WHAT YOU NEED TO DO: All of the lines below are to be transcribed faithfully, with pictures excluded from the copy.

--- start INPUT ROWS ---

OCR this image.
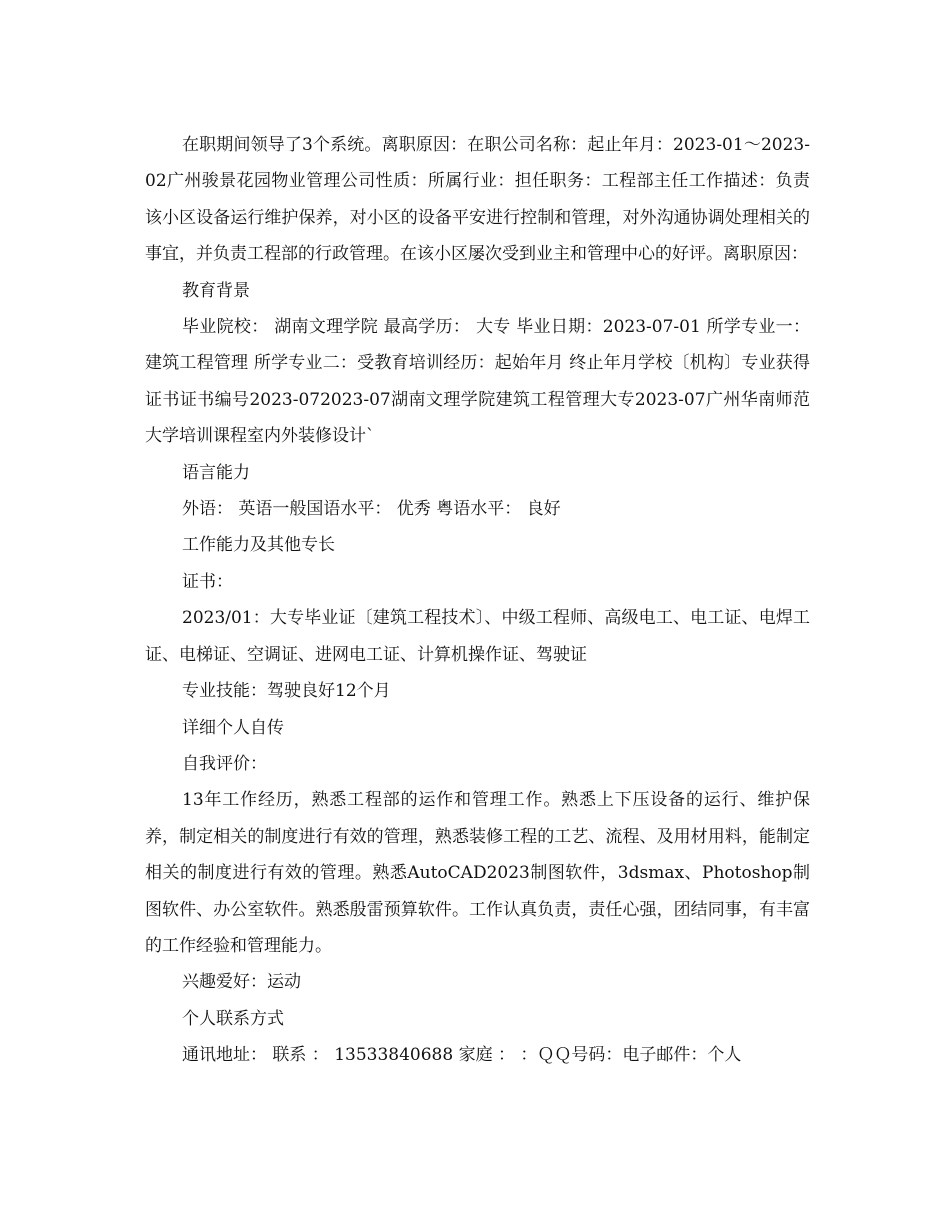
在职期间领导了3个系统。离职原因：在职公司名称：起止年月：2023-01～2023-02广州骏景花园物业管理公司性质：所属行业：担任职务：工程部主任工作描述：负责该小区设备运行维护保养，对小区的设备平安进行控制和管理，对外沟通协调处理相关的事宜，并负责工程部的行政管理。在该小区屡次受到业主和管理中心的好评。离职原因：

教育背景

毕业院校： 湖南文理学院 最高学历： 大专 毕业日期：2023-07-01 所学专业一： 建筑工程管理 所学专业二：受教育培训经历：起始年月 终止年月学校〔机构〕专业获得证书证书编号2023-072023-07湖南文理学院建筑工程管理大专2023-07广州华南师范大学培训课程室内外装修设计`

语言能力

外语： 英语一般国语水平： 优秀 粤语水平： 良好

工作能力及其他专长

证书：

2023/01：大专毕业证〔建筑工程技术〕、中级工程师、高级电工、电工证、电焊工证、电梯证、空调证、进网电工证、计算机操作证、驾驶证

专业技能：驾驶良好12个月

详细个人自传

自我评价：

13年工作经历，熟悉工程部的运作和管理工作。熟悉上下压设备的运行、维护保养，制定相关的制度进行有效的管理，熟悉装修工程的工艺、流程、及用材用料，能制定相关的制度进行有效的管理。熟悉AutoCAD2023制图软件，3dsmax、Photoshop制图软件、办公室软件。熟悉殷雷预算软件。工作认真负责，责任心强，团结同事，有丰富的工作经验和管理能力。

兴趣爱好：运动

个人联系方式

通讯地址： 联系 ： 13533840688 家庭 ： ：ＱＱ号码：电子邮件：个人
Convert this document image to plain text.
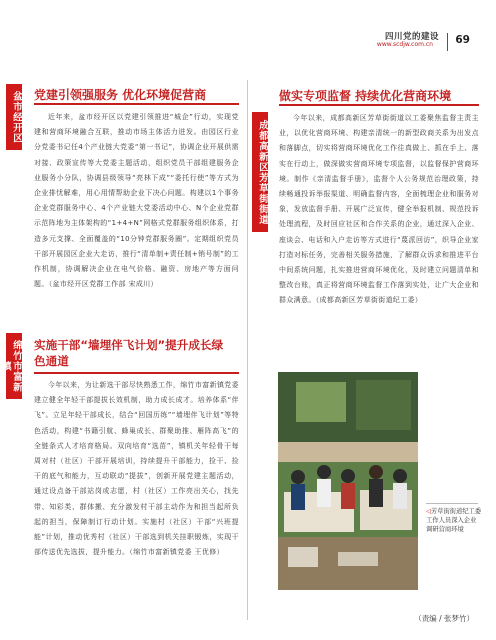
四川党的建设
www.scdjw.com.cn 69
盆市经开区 党建引领强服务 优化环境促营商
近年来，盆市经开区以党建引领推进“城企”行动，实现党建和营商环境融合互联，推动市场主体活力迸发。由园区行业分党委书记任4个产业链大党委“第一书记”，协调企业开展供需对接、政策宣传等大党委主题活动，组织党员干部组建服务企业服务小分队，协调县级领导“亮林下成”“委托行使”等方式为企业排忧解难，用心用情帮助企业下决心问题。构建以1个事务企业党群服务中心、4个产业链大党委活动中心、N个企业党群示范阵地为主体架构的“1+4+N”网格式党群服务组织体系，打造多元支撑、全面覆盖的“10分钟党群服务圈”。定期组织党员干部开展园区企业大走访，推行“清单制+责任制+销号制”的工作机制，协调解决企业在电气价格、融资、房地产等方面问题。（盆市经开区党群工作部 宋成川）
绵竹市富新镇
实施干部“墙埋伴飞计划”提升成长绿色通道
今年以来，为让新选干部尽快熟悉工作，绵竹市富新镇党委建立健全年轻干部提拔长效机制，助力成长成才。培养体系“伴飞”。立足年轻干部成长，结合“回国历练”“墙埋伴飞计划”等特色活动，构建“书籍引航、蜂巢成长、群聚助推、雁阵高飞”的全链条式人才培育格局。双向培育“选苗”，镇机关年轻骨干每周对村（社区）干部开展培训，持续提升干部能力，捡干、捡干的底气和能力，互动联动“提拔”，创新开展党建主题活动，通过设点备干部站岗或志愿，村（社区）工作亮出关心，找先带、知彩类、群体搬、充分激发村干部主动作为和担当起所负起的担当，保障制订行动计划。实施村（社区）干部“兴班提能”计划，推动优秀村（社区）干部选到机关挂职锻炼，实现干部传送优先选拔，提升能力。（绵竹市富新镇党委 王优修）
成都高新区芳草街街道
做实专项监督 持续优化营商环境
今年以来，成都高新区芳草街街道以工委聚焦监督主责主业，以优化营商环境、构建亲清统一的新型政商关系为出发点和落脚点，切实将营商环境优化工作往真做上、抓在手上、落实在行动上，做深做实营商环境专项监督，以监督保护营商环境。制作《亲清监督手册》，监督个人公务规范治理政策，持续畅通投诉举报渠道、明确监督内容，全面梳理企业和服务对象，发放监督手册、开展广泛宣传，健全举报机制、规范投诉处理流程，及时回应社区和合作关系的企业，通过深入企业、座谈会、电话和入户走访等方式进行“蔑派回访”，织导企业家打造对标任务，完善相关服务措施，了解群众诉求和推进平台中间系统问题，扎实推进营商环境优化，及时建立问题清单和整改台账，真正将营商环境监督工作落到实处，让广大企业和群众满意。（成都高新区芳草街街道纪工委）
◁芳草街街道纪工委工作人员深入企业调研营商环境
（责编 / 张梦竹）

--- end INPUT ROWS ---

SOLUTION TO THIS TASK:
OCR this image.
在职期间领导了3个系统。离职原因：在职公司名称：起止年月：2023-01～2023-02广州骏景花园物业管理公司性质：所属行业：担任职务：工程部主任工作描述：负责该小区设备运行维护保养，对小区的设备平安进行控制和管理，对外沟通协调处理相关的事宜，并负责工程部的行政管理。在该小区屡次受到业主和管理中心的好评。离职原因：

教育背景

毕业院校： 湖南文理学院 最高学历： 大专 毕业日期：2023-07-01 所学专业一： 建筑工程管理 所学专业二：受教育培训经历：起始年月 终止年月学校〔机构〕专业获得证书证书编号2023-072023-07湖南文理学院建筑工程管理大专2023-07广州华南师范大学培训课程室内外装修设计`

语言能力

外语： 英语一般国语水平： 优秀 粤语水平： 良好

工作能力及其他专长

证书：

2023/01：大专毕业证〔建筑工程技术〕、中级工程师、高级电工、电工证、电焊工证、电梯证、空调证、进网电工证、计算机操作证、驾驶证

专业技能：驾驶良好12个月

详细个人自传

自我评价：

13年工作经历，熟悉工程部的运作和管理工作。熟悉上下压设备的运行、维护保养，制定相关的制度进行有效的管理，熟悉装修工程的工艺、流程、及用材用料，能制定相关的制度进行有效的管理。熟悉AutoCAD2023制图软件，3dsmax、Photoshop制图软件、办公室软件。熟悉殷雷预算软件。工作认真负责，责任心强，团结同事，有丰富的工作经验和管理能力。

兴趣爱好：运动

个人联系方式

通讯地址： 联系 ： 13533840688 家庭 ： ：ＱＱ号码：电子邮件：个人
Convert this document image to plain text.
四川党的建设
www.scdjw.com.cn 69
盆市经开区 党建引领强服务 优化环境促营商
近年来，盆市经开区以党建引领推进“城企”行动，实现党建和营商环境融合互联，推动市场主体活力迸发。由园区行业分党委书记任4个产业链大党委“第一书记”，协调企业开展供需对接、政策宣传等大党委主题活动，组织党员干部组建服务企业服务小分队，协调县级领导“亮林下成”“委托行使”等方式为企业排忧解难，用心用情帮助企业下决心问题。构建以1个事务企业党群服务中心、4个产业链大党委活动中心、N个企业党群示范阵地为主体架构的“1+4+N”网格式党群服务组织体系，打造多元支撑、全面覆盖的“10分钟党群服务圈”。定期组织党员干部开展园区企业大走访，推行“清单制+责任制+销号制”的工作机制，协调解决企业在电气价格、融资、房地产等方面问题。（盆市经开区党群工作部 宋成川）
绵竹市富新镇
实施干部“墙埋伴飞计划”提升成长绿色通道
今年以来，为让新选干部尽快熟悉工作，绵竹市富新镇党委建立健全年轻干部提拔长效机制，助力成长成才。培养体系“伴飞”。立足年轻干部成长，结合“回国历练”“墙埋伴飞计划”等特色活动，构建“书籍引航、蜂巢成长、群聚助推、雁阵高飞”的全链条式人才培育格局。双向培育“选苗”，镇机关年轻骨干每周对村（社区）干部开展培训，持续提升干部能力，捡干、捡干的底气和能力，互动联动“提拔”，创新开展党建主题活动，通过设点备干部站岗或志愿，村（社区）工作亮出关心，找先带、知彩类、群体搬、充分激发村干部主动作为和担当起所负起的担当，保障制订行动计划。实施村（社区）干部“兴班提能”计划，推动优秀村（社区）干部选到机关挂职锻炼，实现干部传送优先选拔，提升能力。（绵竹市富新镇党委 王优修）
成都高新区芳草街街道
做实专项监督 持续优化营商环境
今年以来，成都高新区芳草街街道以工委聚焦监督主责主业，以优化营商环境、构建亲清统一的新型政商关系为出发点和落脚点，切实将营商环境优化工作往真做上、抓在手上、落实在行动上，做深做实营商环境专项监督，以监督保护营商环境。制作《亲清监督手册》，监督个人公务规范治理政策，持续畅通投诉举报渠道、明确监督内容，全面梳理企业和服务对象，发放监督手册、开展广泛宣传，健全举报机制、规范投诉处理流程，及时回应社区和合作关系的企业，通过深入企业、座谈会、电话和入户走访等方式进行“蔑派回访”，织导企业家打造对标任务，完善相关服务措施，了解群众诉求和推进平台中间系统问题，扎实推进营商环境优化，及时建立问题清单和整改台账，真正将营商环境监督工作落到实处，让广大企业和群众满意。（成都高新区芳草街街道纪工委）
◁芳草街街道纪工委工作人员深入企业调研营商环境
（责编 / 张梦竹）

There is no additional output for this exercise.